The task:
Transcribe the entries below exactly; leave every image out.

____ Information shown

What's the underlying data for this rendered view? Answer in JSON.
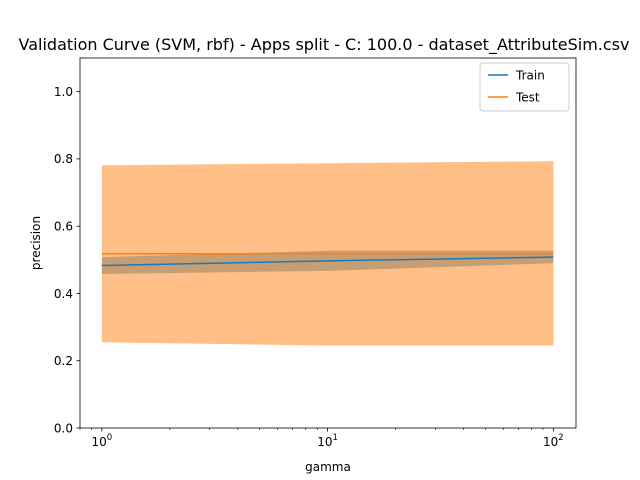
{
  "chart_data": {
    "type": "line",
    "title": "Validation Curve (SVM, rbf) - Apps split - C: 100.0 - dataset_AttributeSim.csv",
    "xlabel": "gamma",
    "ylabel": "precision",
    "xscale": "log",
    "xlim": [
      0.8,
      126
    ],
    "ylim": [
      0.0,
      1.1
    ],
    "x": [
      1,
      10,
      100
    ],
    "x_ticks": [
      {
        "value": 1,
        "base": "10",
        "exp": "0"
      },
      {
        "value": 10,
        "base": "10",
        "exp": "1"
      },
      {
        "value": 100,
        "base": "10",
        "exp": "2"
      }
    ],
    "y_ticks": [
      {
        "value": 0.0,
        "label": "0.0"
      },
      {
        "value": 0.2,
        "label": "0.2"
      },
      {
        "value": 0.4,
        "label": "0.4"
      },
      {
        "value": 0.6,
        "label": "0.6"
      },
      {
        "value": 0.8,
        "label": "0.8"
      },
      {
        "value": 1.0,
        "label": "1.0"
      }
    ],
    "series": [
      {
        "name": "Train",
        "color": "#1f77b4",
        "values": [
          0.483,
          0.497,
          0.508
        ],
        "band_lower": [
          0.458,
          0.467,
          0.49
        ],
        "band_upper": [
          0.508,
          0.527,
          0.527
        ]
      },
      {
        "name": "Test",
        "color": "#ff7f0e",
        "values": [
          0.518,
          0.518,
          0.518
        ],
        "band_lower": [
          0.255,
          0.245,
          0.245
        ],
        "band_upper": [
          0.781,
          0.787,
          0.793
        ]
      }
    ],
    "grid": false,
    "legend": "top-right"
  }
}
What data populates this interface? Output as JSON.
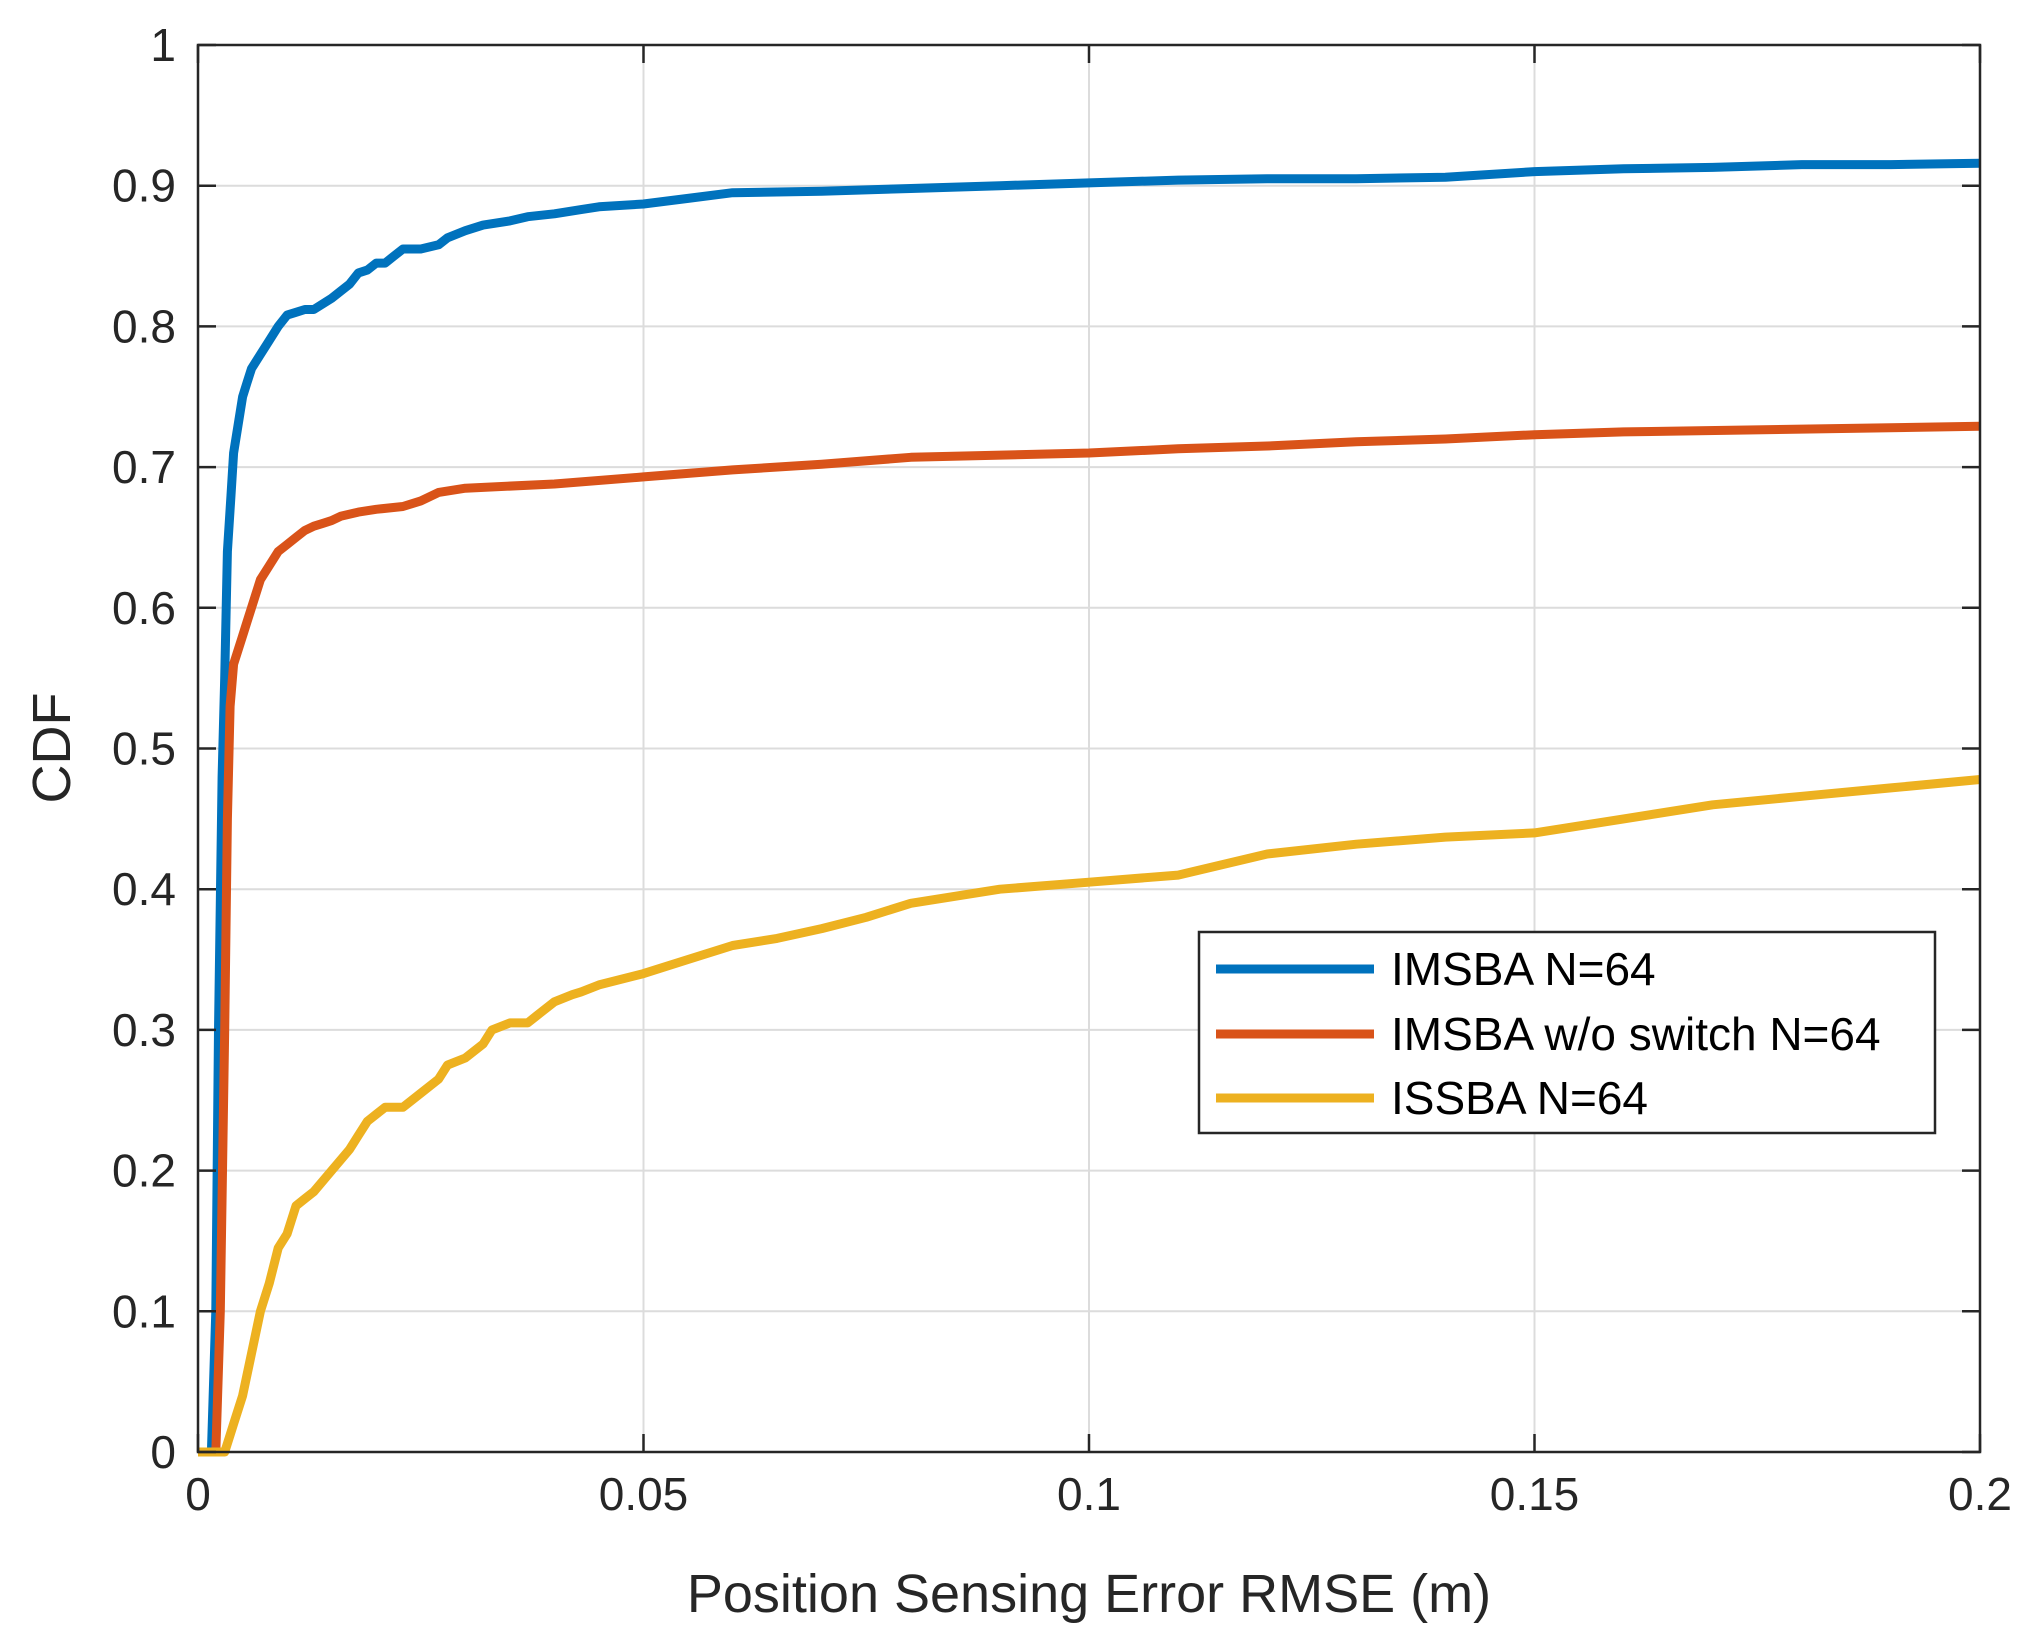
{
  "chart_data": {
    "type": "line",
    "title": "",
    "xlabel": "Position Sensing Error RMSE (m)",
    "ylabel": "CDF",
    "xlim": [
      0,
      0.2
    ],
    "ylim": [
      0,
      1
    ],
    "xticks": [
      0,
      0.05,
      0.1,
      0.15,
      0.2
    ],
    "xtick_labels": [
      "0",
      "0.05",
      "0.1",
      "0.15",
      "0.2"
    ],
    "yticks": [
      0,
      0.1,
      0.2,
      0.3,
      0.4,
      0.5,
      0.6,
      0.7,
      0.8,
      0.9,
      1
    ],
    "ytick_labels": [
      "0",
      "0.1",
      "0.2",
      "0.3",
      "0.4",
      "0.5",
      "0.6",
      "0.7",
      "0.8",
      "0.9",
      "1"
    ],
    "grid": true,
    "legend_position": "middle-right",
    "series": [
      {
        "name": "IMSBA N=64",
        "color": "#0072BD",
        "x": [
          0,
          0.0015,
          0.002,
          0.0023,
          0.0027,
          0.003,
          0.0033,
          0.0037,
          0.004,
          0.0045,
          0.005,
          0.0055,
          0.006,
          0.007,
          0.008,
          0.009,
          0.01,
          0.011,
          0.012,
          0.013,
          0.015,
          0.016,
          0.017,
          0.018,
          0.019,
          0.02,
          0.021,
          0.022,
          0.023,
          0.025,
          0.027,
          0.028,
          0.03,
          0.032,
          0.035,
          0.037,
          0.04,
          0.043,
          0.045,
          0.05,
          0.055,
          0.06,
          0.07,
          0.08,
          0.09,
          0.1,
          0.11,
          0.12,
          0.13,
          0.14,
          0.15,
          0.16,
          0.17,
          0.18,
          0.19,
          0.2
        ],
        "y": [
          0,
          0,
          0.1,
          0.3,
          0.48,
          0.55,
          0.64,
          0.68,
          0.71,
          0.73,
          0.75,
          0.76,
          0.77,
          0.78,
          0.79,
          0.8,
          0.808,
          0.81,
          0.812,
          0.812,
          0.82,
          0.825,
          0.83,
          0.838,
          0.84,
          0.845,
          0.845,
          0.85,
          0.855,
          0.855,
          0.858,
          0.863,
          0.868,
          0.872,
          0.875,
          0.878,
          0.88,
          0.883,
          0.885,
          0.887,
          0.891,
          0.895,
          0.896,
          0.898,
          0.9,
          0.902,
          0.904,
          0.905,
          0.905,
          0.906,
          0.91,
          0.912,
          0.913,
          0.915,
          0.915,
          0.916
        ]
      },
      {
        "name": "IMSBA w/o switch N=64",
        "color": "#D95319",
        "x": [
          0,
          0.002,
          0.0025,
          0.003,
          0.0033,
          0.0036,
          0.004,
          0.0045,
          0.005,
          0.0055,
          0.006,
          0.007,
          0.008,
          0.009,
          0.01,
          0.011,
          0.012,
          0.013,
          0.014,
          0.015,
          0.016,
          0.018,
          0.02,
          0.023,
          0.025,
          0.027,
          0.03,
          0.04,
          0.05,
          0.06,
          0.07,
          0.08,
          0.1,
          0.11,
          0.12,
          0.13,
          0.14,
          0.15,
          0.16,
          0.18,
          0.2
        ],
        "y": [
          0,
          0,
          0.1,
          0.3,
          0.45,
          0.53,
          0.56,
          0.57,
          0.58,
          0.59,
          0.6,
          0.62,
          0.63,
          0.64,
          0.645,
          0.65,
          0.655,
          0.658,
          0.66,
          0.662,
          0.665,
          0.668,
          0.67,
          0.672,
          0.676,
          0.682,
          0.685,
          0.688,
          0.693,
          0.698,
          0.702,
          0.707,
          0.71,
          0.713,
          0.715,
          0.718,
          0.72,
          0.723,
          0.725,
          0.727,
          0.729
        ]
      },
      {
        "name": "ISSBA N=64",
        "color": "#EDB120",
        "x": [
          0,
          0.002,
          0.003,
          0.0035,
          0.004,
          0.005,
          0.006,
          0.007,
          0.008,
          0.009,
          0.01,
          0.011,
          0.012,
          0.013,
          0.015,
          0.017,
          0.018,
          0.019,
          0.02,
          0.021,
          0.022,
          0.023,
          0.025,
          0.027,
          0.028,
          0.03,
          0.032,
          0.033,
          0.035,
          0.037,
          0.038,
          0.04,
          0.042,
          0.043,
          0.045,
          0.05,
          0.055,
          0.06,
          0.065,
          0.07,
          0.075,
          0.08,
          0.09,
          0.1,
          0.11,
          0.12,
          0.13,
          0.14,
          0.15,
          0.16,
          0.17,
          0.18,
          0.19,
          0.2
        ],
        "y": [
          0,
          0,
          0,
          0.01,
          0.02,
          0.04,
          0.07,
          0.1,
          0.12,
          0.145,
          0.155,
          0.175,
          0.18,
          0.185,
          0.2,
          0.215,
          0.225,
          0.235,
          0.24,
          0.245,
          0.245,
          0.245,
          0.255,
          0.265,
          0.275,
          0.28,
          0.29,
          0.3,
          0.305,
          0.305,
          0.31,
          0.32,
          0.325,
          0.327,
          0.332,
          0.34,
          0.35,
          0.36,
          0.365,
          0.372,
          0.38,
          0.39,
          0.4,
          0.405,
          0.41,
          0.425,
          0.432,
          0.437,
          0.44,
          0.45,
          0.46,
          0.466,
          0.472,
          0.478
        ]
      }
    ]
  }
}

________

Exercise answer:
What's the underlying data for this rendered view? Answer in JSON.
{
  "chart_data": {
    "type": "line",
    "title": "Validation Curve (SVM, rbf) - Apps split - C: 100.0 - dataset_AttributeSim.csv",
    "xlabel": "gamma",
    "ylabel": "precision",
    "xscale": "log",
    "xlim": [
      0.8,
      126
    ],
    "ylim": [
      0.0,
      1.1
    ],
    "x": [
      1,
      10,
      100
    ],
    "x_ticks": [
      {
        "value": 1,
        "base": "10",
        "exp": "0"
      },
      {
        "value": 10,
        "base": "10",
        "exp": "1"
      },
      {
        "value": 100,
        "base": "10",
        "exp": "2"
      }
    ],
    "y_ticks": [
      {
        "value": 0.0,
        "label": "0.0"
      },
      {
        "value": 0.2,
        "label": "0.2"
      },
      {
        "value": 0.4,
        "label": "0.4"
      },
      {
        "value": 0.6,
        "label": "0.6"
      },
      {
        "value": 0.8,
        "label": "0.8"
      },
      {
        "value": 1.0,
        "label": "1.0"
      }
    ],
    "series": [
      {
        "name": "Train",
        "color": "#1f77b4",
        "values": [
          0.483,
          0.497,
          0.508
        ],
        "band_lower": [
          0.458,
          0.467,
          0.49
        ],
        "band_upper": [
          0.508,
          0.527,
          0.527
        ]
      },
      {
        "name": "Test",
        "color": "#ff7f0e",
        "values": [
          0.518,
          0.518,
          0.518
        ],
        "band_lower": [
          0.255,
          0.245,
          0.245
        ],
        "band_upper": [
          0.781,
          0.787,
          0.793
        ]
      }
    ],
    "grid": false,
    "legend": "top-right"
  }
}
What data populates this interface? Output as JSON.
{
  "chart_data": {
    "type": "line",
    "title": "",
    "xlabel": "Position Sensing Error RMSE (m)",
    "ylabel": "CDF",
    "xlim": [
      0,
      0.2
    ],
    "ylim": [
      0,
      1
    ],
    "xticks": [
      0,
      0.05,
      0.1,
      0.15,
      0.2
    ],
    "xtick_labels": [
      "0",
      "0.05",
      "0.1",
      "0.15",
      "0.2"
    ],
    "yticks": [
      0,
      0.1,
      0.2,
      0.3,
      0.4,
      0.5,
      0.6,
      0.7,
      0.8,
      0.9,
      1
    ],
    "ytick_labels": [
      "0",
      "0.1",
      "0.2",
      "0.3",
      "0.4",
      "0.5",
      "0.6",
      "0.7",
      "0.8",
      "0.9",
      "1"
    ],
    "grid": true,
    "legend_position": "middle-right",
    "series": [
      {
        "name": "IMSBA N=64",
        "color": "#0072BD",
        "x": [
          0,
          0.0015,
          0.002,
          0.0023,
          0.0027,
          0.003,
          0.0033,
          0.0037,
          0.004,
          0.0045,
          0.005,
          0.0055,
          0.006,
          0.007,
          0.008,
          0.009,
          0.01,
          0.011,
          0.012,
          0.013,
          0.015,
          0.016,
          0.017,
          0.018,
          0.019,
          0.02,
          0.021,
          0.022,
          0.023,
          0.025,
          0.027,
          0.028,
          0.03,
          0.032,
          0.035,
          0.037,
          0.04,
          0.043,
          0.045,
          0.05,
          0.055,
          0.06,
          0.07,
          0.08,
          0.09,
          0.1,
          0.11,
          0.12,
          0.13,
          0.14,
          0.15,
          0.16,
          0.17,
          0.18,
          0.19,
          0.2
        ],
        "y": [
          0,
          0,
          0.1,
          0.3,
          0.48,
          0.55,
          0.64,
          0.68,
          0.71,
          0.73,
          0.75,
          0.76,
          0.77,
          0.78,
          0.79,
          0.8,
          0.808,
          0.81,
          0.812,
          0.812,
          0.82,
          0.825,
          0.83,
          0.838,
          0.84,
          0.845,
          0.845,
          0.85,
          0.855,
          0.855,
          0.858,
          0.863,
          0.868,
          0.872,
          0.875,
          0.878,
          0.88,
          0.883,
          0.885,
          0.887,
          0.891,
          0.895,
          0.896,
          0.898,
          0.9,
          0.902,
          0.904,
          0.905,
          0.905,
          0.906,
          0.91,
          0.912,
          0.913,
          0.915,
          0.915,
          0.916
        ]
      },
      {
        "name": "IMSBA w/o switch N=64",
        "color": "#D95319",
        "x": [
          0,
          0.002,
          0.0025,
          0.003,
          0.0033,
          0.0036,
          0.004,
          0.0045,
          0.005,
          0.0055,
          0.006,
          0.007,
          0.008,
          0.009,
          0.01,
          0.011,
          0.012,
          0.013,
          0.014,
          0.015,
          0.016,
          0.018,
          0.02,
          0.023,
          0.025,
          0.027,
          0.03,
          0.04,
          0.05,
          0.06,
          0.07,
          0.08,
          0.1,
          0.11,
          0.12,
          0.13,
          0.14,
          0.15,
          0.16,
          0.18,
          0.2
        ],
        "y": [
          0,
          0,
          0.1,
          0.3,
          0.45,
          0.53,
          0.56,
          0.57,
          0.58,
          0.59,
          0.6,
          0.62,
          0.63,
          0.64,
          0.645,
          0.65,
          0.655,
          0.658,
          0.66,
          0.662,
          0.665,
          0.668,
          0.67,
          0.672,
          0.676,
          0.682,
          0.685,
          0.688,
          0.693,
          0.698,
          0.702,
          0.707,
          0.71,
          0.713,
          0.715,
          0.718,
          0.72,
          0.723,
          0.725,
          0.727,
          0.729
        ]
      },
      {
        "name": "ISSBA N=64",
        "color": "#EDB120",
        "x": [
          0,
          0.002,
          0.003,
          0.0035,
          0.004,
          0.005,
          0.006,
          0.007,
          0.008,
          0.009,
          0.01,
          0.011,
          0.012,
          0.013,
          0.015,
          0.017,
          0.018,
          0.019,
          0.02,
          0.021,
          0.022,
          0.023,
          0.025,
          0.027,
          0.028,
          0.03,
          0.032,
          0.033,
          0.035,
          0.037,
          0.038,
          0.04,
          0.042,
          0.043,
          0.045,
          0.05,
          0.055,
          0.06,
          0.065,
          0.07,
          0.075,
          0.08,
          0.09,
          0.1,
          0.11,
          0.12,
          0.13,
          0.14,
          0.15,
          0.16,
          0.17,
          0.18,
          0.19,
          0.2
        ],
        "y": [
          0,
          0,
          0,
          0.01,
          0.02,
          0.04,
          0.07,
          0.1,
          0.12,
          0.145,
          0.155,
          0.175,
          0.18,
          0.185,
          0.2,
          0.215,
          0.225,
          0.235,
          0.24,
          0.245,
          0.245,
          0.245,
          0.255,
          0.265,
          0.275,
          0.28,
          0.29,
          0.3,
          0.305,
          0.305,
          0.31,
          0.32,
          0.325,
          0.327,
          0.332,
          0.34,
          0.35,
          0.36,
          0.365,
          0.372,
          0.38,
          0.39,
          0.4,
          0.405,
          0.41,
          0.425,
          0.432,
          0.437,
          0.44,
          0.45,
          0.46,
          0.466,
          0.472,
          0.478
        ]
      }
    ]
  }
}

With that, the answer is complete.